▶ Task description: Leave out the pictures and repeat every record exactly.

[Dataset rows about figures]
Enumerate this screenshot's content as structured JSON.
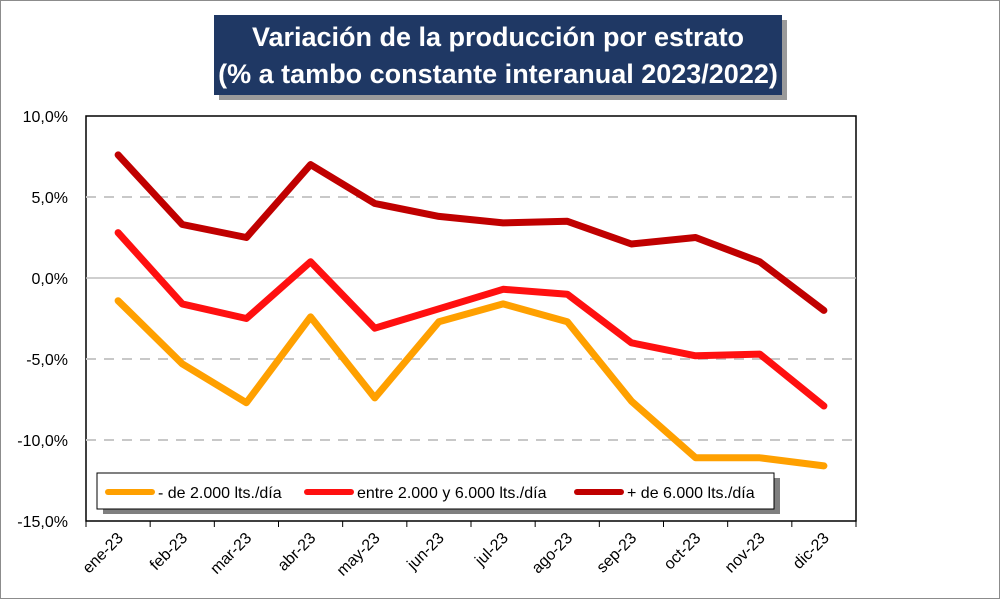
{
  "chart_data": {
    "type": "line",
    "title_line1": "Variación de la producción por estrato",
    "title_line2": "(% a tambo constante interanual 2023/2022)",
    "xlabel": "",
    "ylabel": "",
    "categories": [
      "ene-23",
      "feb-23",
      "mar-23",
      "abr-23",
      "may-23",
      "jun-23",
      "jul-23",
      "ago-23",
      "sep-23",
      "oct-23",
      "nov-23",
      "dic-23"
    ],
    "ylim": [
      -15,
      10
    ],
    "yticks": [
      10,
      5,
      0,
      -5,
      -10,
      -15
    ],
    "ytick_labels": [
      "10,0%",
      "5,0%",
      "0,0%",
      "-5,0%",
      "-10,0%",
      "-15,0%"
    ],
    "grid": "horizontal-dashed",
    "legend_position": "bottom-left",
    "series": [
      {
        "name": "- de 2.000 lts./día",
        "color": "#ffa000",
        "values": [
          -1.4,
          -5.3,
          -7.7,
          -2.4,
          -7.4,
          -2.7,
          -1.6,
          -2.7,
          -7.6,
          -11.1,
          -11.1,
          -11.6
        ]
      },
      {
        "name": "entre 2.000 y 6.000 lts./día",
        "color": "#ff1010",
        "values": [
          2.8,
          -1.6,
          -2.5,
          1.0,
          -3.1,
          -1.9,
          -0.7,
          -1.0,
          -4.0,
          -4.8,
          -4.7,
          -7.9
        ]
      },
      {
        "name": "+ de 6.000 lts./día",
        "color": "#c00000",
        "values": [
          7.6,
          3.3,
          2.5,
          7.0,
          4.6,
          3.8,
          3.4,
          3.5,
          2.1,
          2.5,
          1.0,
          -2.0
        ]
      }
    ]
  },
  "colors": {
    "title_bg": "#1f3864",
    "title_text": "#ffffff",
    "plot_border": "#000000",
    "gridline": "#c8c8c8",
    "zero_line": "#bfbfbf"
  }
}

▶ Solution to this exercise:
Enumerate this screenshot's content as structured JSON.
{
  "chart_data": {
    "type": "line",
    "title_line1": "Variación de la producción por estrato",
    "title_line2": "(% a tambo constante interanual 2023/2022)",
    "xlabel": "",
    "ylabel": "",
    "categories": [
      "ene-23",
      "feb-23",
      "mar-23",
      "abr-23",
      "may-23",
      "jun-23",
      "jul-23",
      "ago-23",
      "sep-23",
      "oct-23",
      "nov-23",
      "dic-23"
    ],
    "ylim": [
      -15,
      10
    ],
    "yticks": [
      10,
      5,
      0,
      -5,
      -10,
      -15
    ],
    "ytick_labels": [
      "10,0%",
      "5,0%",
      "0,0%",
      "-5,0%",
      "-10,0%",
      "-15,0%"
    ],
    "grid": "horizontal-dashed",
    "legend_position": "bottom-left",
    "series": [
      {
        "name": "- de 2.000 lts./día",
        "color": "#ffa000",
        "values": [
          -1.4,
          -5.3,
          -7.7,
          -2.4,
          -7.4,
          -2.7,
          -1.6,
          -2.7,
          -7.6,
          -11.1,
          -11.1,
          -11.6
        ]
      },
      {
        "name": "entre 2.000 y 6.000 lts./día",
        "color": "#ff1010",
        "values": [
          2.8,
          -1.6,
          -2.5,
          1.0,
          -3.1,
          -1.9,
          -0.7,
          -1.0,
          -4.0,
          -4.8,
          -4.7,
          -7.9
        ]
      },
      {
        "name": "+ de 6.000 lts./día",
        "color": "#c00000",
        "values": [
          7.6,
          3.3,
          2.5,
          7.0,
          4.6,
          3.8,
          3.4,
          3.5,
          2.1,
          2.5,
          1.0,
          -2.0
        ]
      }
    ]
  },
  "colors": {
    "title_bg": "#1f3864",
    "title_text": "#ffffff",
    "plot_border": "#000000",
    "gridline": "#c8c8c8",
    "zero_line": "#bfbfbf"
  }
}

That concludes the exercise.